→ TASK STATEMENT
Copy out every line exactly, passing over the pictures.

→ Dataset entries
#####
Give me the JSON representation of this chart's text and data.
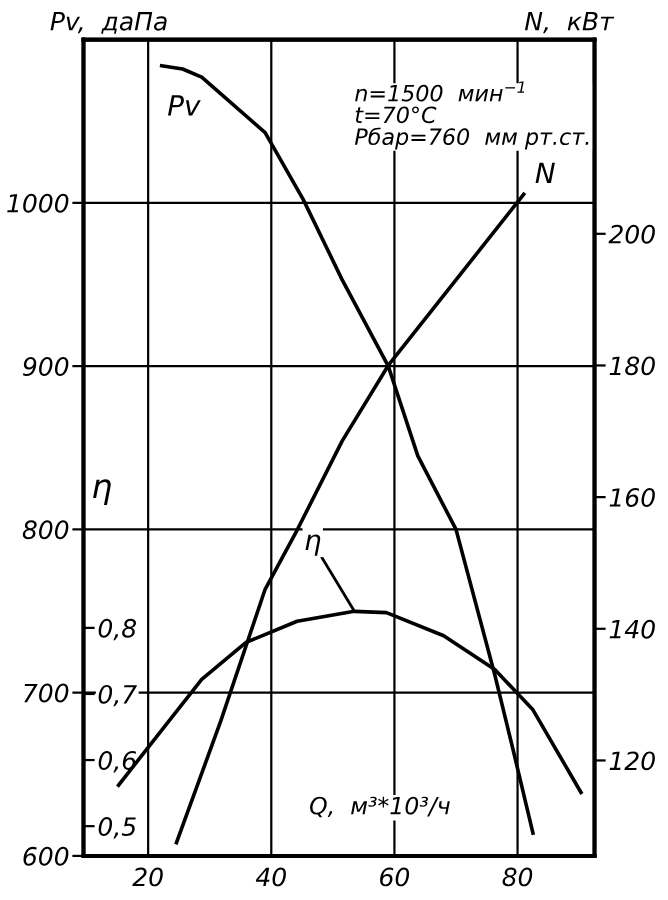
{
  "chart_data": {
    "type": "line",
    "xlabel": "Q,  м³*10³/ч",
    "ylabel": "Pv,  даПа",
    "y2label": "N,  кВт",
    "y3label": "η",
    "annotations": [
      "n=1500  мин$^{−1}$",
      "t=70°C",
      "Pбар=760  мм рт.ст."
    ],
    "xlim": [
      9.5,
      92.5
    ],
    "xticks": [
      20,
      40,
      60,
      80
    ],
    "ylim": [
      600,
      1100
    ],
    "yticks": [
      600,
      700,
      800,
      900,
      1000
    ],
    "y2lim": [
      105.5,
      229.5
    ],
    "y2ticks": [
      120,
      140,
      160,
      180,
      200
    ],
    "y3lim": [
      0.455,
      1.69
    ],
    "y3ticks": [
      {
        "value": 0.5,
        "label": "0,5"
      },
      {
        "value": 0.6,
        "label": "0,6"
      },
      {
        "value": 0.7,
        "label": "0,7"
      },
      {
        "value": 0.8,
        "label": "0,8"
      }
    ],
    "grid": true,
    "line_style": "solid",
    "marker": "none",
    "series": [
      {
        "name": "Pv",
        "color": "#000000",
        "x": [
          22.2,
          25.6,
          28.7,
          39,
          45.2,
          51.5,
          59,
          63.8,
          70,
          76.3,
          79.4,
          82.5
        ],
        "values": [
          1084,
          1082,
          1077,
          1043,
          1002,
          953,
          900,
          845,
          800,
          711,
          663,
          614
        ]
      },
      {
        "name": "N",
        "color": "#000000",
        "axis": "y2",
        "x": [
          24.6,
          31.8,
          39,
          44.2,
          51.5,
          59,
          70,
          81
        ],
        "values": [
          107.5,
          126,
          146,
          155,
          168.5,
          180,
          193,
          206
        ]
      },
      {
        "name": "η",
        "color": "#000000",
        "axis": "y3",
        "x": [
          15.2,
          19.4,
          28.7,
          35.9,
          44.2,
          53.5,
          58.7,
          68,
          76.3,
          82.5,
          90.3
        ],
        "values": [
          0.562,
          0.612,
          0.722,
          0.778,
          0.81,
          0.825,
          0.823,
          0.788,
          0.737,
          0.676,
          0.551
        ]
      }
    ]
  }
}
#####
→ EXERCISE ANSWER
Give me the JSON representation of this chart's text and data.
{
  "chart_data": {
    "type": "line",
    "xlabel": "Q,  м³*10³/ч",
    "ylabel": "Pv,  даПа",
    "y2label": "N,  кВт",
    "y3label": "η",
    "annotations": [
      "n=1500  мин$^{−1}$",
      "t=70°C",
      "Pбар=760  мм рт.ст."
    ],
    "xlim": [
      9.5,
      92.5
    ],
    "xticks": [
      20,
      40,
      60,
      80
    ],
    "ylim": [
      600,
      1100
    ],
    "yticks": [
      600,
      700,
      800,
      900,
      1000
    ],
    "y2lim": [
      105.5,
      229.5
    ],
    "y2ticks": [
      120,
      140,
      160,
      180,
      200
    ],
    "y3lim": [
      0.455,
      1.69
    ],
    "y3ticks": [
      {
        "value": 0.5,
        "label": "0,5"
      },
      {
        "value": 0.6,
        "label": "0,6"
      },
      {
        "value": 0.7,
        "label": "0,7"
      },
      {
        "value": 0.8,
        "label": "0,8"
      }
    ],
    "grid": true,
    "line_style": "solid",
    "marker": "none",
    "series": [
      {
        "name": "Pv",
        "color": "#000000",
        "x": [
          22.2,
          25.6,
          28.7,
          39,
          45.2,
          51.5,
          59,
          63.8,
          70,
          76.3,
          79.4,
          82.5
        ],
        "values": [
          1084,
          1082,
          1077,
          1043,
          1002,
          953,
          900,
          845,
          800,
          711,
          663,
          614
        ]
      },
      {
        "name": "N",
        "color": "#000000",
        "axis": "y2",
        "x": [
          24.6,
          31.8,
          39,
          44.2,
          51.5,
          59,
          70,
          81
        ],
        "values": [
          107.5,
          126,
          146,
          155,
          168.5,
          180,
          193,
          206
        ]
      },
      {
        "name": "η",
        "color": "#000000",
        "axis": "y3",
        "x": [
          15.2,
          19.4,
          28.7,
          35.9,
          44.2,
          53.5,
          58.7,
          68,
          76.3,
          82.5,
          90.3
        ],
        "values": [
          0.562,
          0.612,
          0.722,
          0.778,
          0.81,
          0.825,
          0.823,
          0.788,
          0.737,
          0.676,
          0.551
        ]
      }
    ]
  }
}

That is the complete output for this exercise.